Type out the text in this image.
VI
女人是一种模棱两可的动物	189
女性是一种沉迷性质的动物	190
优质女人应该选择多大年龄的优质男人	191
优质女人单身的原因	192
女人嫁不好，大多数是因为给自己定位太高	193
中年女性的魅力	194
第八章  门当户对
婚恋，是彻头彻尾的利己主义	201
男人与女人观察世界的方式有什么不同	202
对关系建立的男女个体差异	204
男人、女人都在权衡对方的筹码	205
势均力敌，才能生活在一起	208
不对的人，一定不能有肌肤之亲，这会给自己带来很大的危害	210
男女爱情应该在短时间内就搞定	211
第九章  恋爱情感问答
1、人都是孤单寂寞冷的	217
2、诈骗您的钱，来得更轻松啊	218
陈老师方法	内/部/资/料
--
Please repeat the listing exactly, with nothing left out.

**Task response**.
Type out the text in this image.
VI
女人是一种模棱两可的动物	189
女性是一种沉迷性质的动物	190
优质女人应该选择多大年龄的优质男人	191
优质女人单身的原因	192
女人嫁不好，大多数是因为给自己定位太高	193
中年女性的魅力	194
第八章  门当户对
婚恋，是彻头彻尾的利己主义	201
男人与女人观察世界的方式有什么不同	202
对关系建立的男女个体差异	204
男人、女人都在权衡对方的筹码	205
势均力敌，才能生活在一起	208
不对的人，一定不能有肌肤之亲，这会给自己带来很大的危害	210
男女爱情应该在短时间内就搞定	211
第九章  恋爱情感问答
1、人都是孤单寂寞冷的	217
2、诈骗您的钱，来得更轻松啊	218
陈老师方法	内/部/资/料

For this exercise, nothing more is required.